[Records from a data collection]

========

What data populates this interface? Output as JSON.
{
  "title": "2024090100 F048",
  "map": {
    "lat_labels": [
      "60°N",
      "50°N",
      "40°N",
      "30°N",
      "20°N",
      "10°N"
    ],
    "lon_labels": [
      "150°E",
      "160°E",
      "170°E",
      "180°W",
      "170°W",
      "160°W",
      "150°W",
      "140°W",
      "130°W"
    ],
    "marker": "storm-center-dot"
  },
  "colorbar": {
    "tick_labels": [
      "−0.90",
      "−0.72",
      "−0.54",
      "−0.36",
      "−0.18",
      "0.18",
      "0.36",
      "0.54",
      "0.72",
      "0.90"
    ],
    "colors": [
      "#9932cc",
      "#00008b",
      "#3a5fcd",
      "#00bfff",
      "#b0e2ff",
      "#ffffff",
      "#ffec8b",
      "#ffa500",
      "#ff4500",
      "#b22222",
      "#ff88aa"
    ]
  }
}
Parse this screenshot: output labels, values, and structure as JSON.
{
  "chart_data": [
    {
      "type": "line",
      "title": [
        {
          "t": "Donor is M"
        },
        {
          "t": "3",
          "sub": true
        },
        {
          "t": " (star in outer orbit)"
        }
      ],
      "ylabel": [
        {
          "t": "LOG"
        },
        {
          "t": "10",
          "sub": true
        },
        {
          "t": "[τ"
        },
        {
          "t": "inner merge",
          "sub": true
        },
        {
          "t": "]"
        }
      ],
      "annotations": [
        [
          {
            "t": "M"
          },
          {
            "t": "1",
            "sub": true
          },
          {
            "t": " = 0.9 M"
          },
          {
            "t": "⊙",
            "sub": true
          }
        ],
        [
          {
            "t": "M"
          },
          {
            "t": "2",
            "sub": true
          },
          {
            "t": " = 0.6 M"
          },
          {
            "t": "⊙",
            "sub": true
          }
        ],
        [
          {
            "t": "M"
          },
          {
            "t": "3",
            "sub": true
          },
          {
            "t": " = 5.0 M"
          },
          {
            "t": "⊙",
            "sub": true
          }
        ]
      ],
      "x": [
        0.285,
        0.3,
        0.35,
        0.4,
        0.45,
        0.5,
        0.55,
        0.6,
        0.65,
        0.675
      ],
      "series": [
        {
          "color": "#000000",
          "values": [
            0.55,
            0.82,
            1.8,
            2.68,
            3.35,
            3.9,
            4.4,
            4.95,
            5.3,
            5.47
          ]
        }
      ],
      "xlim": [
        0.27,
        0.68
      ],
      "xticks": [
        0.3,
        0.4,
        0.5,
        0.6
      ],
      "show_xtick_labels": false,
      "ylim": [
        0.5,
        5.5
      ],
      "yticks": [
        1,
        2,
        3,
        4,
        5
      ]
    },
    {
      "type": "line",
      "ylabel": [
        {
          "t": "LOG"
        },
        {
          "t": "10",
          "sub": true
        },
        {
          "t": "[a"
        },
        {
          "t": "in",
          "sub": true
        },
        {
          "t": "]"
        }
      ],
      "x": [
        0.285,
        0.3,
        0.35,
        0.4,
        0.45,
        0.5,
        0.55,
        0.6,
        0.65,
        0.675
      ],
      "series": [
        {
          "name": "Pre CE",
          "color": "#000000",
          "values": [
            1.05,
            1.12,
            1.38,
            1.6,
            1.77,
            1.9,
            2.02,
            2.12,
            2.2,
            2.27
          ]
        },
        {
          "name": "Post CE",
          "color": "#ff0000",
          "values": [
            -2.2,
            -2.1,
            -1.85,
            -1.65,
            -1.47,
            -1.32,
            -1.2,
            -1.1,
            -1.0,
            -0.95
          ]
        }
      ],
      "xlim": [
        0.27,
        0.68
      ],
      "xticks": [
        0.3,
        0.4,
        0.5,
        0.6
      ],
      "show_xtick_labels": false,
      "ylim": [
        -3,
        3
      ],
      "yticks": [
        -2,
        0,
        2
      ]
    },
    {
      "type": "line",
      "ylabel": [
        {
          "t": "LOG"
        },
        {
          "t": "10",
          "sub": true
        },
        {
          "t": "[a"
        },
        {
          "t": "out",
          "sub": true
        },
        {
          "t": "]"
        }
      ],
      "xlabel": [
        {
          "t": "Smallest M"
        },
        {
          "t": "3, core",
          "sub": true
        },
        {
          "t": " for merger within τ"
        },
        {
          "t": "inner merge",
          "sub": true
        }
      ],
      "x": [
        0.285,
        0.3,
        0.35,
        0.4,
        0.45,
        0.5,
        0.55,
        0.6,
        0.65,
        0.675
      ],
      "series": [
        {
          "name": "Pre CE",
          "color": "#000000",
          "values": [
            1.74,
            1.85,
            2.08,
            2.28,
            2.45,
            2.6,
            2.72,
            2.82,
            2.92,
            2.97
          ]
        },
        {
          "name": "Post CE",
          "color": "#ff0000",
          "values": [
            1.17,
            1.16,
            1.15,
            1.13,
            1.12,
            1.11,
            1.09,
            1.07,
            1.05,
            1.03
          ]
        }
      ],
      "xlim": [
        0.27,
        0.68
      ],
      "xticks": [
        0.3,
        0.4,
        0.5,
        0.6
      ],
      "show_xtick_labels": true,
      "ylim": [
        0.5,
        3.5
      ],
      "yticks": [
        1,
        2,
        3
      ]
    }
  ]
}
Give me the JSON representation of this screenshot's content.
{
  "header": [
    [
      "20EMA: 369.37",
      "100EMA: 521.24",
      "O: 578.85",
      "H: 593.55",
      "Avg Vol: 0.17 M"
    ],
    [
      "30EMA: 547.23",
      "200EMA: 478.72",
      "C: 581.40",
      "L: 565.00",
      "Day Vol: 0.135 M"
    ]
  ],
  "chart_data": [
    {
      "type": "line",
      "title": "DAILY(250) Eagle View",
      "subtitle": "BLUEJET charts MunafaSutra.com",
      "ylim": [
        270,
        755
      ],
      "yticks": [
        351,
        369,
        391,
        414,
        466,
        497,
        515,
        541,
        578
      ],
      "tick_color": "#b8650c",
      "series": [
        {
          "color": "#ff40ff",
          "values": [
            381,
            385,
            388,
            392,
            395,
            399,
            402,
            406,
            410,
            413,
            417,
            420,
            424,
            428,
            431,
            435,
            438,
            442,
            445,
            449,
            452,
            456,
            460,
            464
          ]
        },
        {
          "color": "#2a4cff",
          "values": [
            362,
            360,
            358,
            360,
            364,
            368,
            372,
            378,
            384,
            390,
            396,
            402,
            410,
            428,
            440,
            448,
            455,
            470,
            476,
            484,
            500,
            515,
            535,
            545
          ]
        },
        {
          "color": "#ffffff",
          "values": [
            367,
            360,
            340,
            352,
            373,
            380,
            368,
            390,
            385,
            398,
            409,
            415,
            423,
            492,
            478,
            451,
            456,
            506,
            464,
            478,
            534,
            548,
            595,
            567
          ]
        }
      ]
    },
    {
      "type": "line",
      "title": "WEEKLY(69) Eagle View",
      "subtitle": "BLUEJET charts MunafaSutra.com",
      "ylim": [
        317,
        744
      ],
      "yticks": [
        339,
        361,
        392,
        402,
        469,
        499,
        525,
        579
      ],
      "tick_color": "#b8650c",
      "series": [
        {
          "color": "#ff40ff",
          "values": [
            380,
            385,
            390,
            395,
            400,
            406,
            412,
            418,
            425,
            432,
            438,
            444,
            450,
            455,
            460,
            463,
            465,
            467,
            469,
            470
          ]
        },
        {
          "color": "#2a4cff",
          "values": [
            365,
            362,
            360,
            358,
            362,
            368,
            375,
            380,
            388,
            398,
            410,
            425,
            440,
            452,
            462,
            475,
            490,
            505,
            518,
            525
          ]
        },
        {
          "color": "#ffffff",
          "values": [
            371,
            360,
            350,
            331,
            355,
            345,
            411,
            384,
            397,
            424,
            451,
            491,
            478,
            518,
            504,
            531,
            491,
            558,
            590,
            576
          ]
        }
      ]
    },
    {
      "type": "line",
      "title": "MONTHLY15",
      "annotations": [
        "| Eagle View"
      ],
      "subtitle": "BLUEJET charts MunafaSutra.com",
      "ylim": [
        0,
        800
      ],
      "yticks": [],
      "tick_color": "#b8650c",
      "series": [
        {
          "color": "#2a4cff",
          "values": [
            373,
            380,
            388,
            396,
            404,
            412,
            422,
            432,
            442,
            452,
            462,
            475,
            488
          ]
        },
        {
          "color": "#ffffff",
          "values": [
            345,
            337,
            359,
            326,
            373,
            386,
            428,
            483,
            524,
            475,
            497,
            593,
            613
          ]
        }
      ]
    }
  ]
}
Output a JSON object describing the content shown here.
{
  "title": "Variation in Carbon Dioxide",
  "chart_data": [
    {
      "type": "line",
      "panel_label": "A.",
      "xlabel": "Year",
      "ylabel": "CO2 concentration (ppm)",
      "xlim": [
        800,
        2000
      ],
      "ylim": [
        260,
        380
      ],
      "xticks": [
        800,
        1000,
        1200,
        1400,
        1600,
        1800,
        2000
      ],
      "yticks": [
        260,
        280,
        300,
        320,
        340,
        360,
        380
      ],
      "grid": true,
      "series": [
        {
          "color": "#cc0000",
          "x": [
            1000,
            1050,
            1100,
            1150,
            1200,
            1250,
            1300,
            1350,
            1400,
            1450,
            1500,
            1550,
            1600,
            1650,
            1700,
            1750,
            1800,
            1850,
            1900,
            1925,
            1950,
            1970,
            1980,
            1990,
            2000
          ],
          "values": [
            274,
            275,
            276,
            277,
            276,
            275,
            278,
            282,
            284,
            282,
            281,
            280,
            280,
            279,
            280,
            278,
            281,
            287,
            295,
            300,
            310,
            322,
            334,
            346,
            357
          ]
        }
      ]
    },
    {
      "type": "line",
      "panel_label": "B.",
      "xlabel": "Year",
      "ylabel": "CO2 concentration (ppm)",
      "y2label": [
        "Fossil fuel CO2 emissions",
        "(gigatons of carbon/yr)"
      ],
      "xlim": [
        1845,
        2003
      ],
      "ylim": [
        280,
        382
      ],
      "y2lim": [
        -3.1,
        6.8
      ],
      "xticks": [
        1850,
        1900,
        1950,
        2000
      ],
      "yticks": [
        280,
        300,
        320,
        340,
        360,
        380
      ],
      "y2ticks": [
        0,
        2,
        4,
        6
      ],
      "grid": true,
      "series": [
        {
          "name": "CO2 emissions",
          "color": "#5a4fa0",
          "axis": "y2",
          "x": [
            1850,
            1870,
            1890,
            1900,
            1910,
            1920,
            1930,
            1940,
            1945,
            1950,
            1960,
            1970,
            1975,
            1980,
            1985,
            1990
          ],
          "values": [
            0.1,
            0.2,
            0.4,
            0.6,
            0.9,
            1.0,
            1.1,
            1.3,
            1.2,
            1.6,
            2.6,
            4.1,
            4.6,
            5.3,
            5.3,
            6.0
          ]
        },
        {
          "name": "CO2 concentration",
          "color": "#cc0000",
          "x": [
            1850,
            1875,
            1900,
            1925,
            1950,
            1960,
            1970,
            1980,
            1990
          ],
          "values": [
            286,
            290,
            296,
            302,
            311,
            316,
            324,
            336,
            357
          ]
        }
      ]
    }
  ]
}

========

> [Exercise description]: Copy out every line with the word "screenshot".

> [Output below]:
Parse this screenshot: output labels, values, and structure as JSON.
Give me the JSON representation of this screenshot's content.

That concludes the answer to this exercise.